Dataset entries:
## start
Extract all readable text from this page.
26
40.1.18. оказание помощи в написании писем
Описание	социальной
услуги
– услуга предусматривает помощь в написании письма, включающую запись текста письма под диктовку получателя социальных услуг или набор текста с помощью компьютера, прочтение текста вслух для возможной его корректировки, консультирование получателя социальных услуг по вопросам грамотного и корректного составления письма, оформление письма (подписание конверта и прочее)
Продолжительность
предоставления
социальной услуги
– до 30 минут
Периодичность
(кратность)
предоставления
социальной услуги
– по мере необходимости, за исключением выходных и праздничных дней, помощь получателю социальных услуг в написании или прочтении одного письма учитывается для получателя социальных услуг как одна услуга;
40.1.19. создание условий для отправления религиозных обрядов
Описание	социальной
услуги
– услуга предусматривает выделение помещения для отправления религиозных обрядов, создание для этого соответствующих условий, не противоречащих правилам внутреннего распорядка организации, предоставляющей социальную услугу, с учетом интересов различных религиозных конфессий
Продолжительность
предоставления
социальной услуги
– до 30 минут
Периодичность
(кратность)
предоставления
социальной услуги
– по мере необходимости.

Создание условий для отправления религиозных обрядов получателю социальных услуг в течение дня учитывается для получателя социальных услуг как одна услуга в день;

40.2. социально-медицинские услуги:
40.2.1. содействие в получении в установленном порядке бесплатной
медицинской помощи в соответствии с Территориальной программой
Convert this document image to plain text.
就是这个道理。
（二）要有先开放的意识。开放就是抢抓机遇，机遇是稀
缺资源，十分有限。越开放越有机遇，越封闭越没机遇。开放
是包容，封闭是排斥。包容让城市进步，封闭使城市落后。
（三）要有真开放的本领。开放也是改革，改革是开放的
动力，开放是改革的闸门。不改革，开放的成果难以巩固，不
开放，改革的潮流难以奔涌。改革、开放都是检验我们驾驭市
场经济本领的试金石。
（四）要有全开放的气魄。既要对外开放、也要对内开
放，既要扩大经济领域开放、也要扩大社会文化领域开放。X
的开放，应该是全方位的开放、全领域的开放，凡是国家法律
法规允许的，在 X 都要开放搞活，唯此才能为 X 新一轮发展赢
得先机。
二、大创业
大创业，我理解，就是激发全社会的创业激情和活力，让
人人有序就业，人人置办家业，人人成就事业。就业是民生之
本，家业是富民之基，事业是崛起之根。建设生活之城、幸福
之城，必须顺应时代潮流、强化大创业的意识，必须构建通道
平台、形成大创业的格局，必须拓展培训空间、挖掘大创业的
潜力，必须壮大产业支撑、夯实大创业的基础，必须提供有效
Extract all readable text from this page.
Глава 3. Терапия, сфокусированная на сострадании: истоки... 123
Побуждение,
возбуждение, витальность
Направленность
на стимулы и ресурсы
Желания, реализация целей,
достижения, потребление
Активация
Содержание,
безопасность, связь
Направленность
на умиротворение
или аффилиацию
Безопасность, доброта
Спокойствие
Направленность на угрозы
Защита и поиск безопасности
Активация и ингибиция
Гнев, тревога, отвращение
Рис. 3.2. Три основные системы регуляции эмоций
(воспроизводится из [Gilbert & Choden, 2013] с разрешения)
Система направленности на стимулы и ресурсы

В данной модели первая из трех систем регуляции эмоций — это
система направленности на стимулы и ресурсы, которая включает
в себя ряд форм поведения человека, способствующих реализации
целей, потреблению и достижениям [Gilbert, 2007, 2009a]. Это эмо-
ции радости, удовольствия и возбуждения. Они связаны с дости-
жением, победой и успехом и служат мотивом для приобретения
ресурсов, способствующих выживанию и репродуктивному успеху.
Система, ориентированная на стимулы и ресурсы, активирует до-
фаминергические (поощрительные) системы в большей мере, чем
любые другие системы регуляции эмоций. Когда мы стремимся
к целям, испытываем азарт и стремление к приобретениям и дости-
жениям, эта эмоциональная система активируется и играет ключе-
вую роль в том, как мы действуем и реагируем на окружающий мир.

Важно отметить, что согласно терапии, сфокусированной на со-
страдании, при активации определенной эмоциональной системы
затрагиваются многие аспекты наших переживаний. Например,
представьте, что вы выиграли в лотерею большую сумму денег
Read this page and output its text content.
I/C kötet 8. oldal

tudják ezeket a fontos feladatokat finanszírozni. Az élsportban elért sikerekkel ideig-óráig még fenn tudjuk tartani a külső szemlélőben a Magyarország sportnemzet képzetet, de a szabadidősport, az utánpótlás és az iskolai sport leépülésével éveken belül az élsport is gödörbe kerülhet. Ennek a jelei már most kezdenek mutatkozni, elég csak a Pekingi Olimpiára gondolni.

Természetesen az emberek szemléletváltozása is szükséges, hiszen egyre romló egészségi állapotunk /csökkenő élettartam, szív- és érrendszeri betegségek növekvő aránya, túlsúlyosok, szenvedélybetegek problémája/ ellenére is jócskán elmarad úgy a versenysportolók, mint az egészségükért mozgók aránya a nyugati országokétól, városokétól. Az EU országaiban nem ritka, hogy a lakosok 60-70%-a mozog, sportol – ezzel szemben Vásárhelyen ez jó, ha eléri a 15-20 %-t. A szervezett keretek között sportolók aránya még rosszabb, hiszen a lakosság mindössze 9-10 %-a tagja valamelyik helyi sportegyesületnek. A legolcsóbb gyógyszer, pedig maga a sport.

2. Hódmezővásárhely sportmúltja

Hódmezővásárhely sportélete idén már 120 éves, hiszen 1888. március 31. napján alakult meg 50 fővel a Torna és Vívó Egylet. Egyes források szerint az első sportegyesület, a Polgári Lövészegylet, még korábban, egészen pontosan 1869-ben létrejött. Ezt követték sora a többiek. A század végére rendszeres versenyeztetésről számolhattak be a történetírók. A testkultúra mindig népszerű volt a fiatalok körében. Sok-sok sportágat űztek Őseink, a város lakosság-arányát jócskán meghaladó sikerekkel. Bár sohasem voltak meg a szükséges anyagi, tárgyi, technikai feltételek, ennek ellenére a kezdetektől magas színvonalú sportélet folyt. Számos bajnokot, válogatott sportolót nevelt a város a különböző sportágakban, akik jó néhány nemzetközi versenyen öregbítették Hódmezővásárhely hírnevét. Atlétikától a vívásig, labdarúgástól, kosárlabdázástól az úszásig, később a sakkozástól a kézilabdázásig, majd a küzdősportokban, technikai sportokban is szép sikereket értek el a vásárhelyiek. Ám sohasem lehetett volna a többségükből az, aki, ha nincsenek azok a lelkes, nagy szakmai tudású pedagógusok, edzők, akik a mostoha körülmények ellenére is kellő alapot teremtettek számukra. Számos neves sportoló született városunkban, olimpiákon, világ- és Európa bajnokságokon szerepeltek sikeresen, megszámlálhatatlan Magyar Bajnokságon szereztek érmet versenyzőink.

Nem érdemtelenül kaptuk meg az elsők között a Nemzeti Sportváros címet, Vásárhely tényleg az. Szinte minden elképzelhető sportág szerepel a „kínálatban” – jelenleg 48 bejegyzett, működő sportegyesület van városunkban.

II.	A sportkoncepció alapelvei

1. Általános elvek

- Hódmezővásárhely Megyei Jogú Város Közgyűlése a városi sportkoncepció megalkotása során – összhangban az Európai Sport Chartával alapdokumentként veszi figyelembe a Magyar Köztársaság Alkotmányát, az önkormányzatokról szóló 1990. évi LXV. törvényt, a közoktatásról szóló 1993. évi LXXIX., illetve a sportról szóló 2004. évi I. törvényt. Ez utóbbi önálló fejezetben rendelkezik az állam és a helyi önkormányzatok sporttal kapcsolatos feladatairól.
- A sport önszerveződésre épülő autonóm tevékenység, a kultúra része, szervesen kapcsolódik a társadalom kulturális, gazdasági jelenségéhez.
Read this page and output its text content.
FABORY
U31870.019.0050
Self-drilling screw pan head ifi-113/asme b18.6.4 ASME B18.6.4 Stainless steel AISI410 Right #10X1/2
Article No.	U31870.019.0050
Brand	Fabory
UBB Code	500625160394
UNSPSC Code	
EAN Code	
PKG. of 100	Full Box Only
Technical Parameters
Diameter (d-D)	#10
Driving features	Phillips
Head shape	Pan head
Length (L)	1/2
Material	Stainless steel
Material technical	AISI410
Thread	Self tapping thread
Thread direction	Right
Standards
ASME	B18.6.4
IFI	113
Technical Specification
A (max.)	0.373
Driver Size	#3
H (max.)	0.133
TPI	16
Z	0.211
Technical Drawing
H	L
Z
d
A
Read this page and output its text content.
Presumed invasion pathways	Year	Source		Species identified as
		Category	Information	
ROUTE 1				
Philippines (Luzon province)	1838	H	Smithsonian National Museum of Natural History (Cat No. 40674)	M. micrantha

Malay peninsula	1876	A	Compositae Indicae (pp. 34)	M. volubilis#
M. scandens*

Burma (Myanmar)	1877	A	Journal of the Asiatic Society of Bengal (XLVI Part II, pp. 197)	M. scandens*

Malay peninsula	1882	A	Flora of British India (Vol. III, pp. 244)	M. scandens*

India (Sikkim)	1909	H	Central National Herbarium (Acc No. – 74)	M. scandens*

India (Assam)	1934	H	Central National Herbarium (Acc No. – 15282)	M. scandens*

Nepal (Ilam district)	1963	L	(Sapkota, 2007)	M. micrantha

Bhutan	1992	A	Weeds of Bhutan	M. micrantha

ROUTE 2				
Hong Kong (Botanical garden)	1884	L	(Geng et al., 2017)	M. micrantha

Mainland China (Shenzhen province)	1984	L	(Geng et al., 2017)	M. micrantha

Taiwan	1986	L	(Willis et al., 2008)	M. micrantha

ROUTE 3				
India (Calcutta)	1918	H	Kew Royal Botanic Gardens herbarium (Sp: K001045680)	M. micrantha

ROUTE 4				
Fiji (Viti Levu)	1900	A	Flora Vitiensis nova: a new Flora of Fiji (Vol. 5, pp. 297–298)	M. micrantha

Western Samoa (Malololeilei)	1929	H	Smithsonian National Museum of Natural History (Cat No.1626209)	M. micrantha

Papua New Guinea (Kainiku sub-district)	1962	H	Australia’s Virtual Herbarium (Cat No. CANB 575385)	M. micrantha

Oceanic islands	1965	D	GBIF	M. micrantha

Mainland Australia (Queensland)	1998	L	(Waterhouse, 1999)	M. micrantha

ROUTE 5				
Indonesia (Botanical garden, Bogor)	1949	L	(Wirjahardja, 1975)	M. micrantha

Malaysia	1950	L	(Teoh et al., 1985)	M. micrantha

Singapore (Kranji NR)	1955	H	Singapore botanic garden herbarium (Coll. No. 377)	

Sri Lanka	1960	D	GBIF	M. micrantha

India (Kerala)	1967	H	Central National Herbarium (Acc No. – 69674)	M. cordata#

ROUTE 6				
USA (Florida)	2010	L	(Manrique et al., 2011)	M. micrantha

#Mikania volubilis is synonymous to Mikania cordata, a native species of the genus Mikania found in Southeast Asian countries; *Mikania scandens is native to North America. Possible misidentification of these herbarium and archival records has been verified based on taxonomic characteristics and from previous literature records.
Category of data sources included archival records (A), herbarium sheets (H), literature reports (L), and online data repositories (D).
## end
Gather from the entries above all lines that include the string "стимулы".

* [RESPONSE]
на стимулы и ресурсы
Система направленности на стимулы и ресурсы
система направленности на стимулы и ресурсы, которая включает
Система, ориентированная на стимулы и ресурсы, активирует до-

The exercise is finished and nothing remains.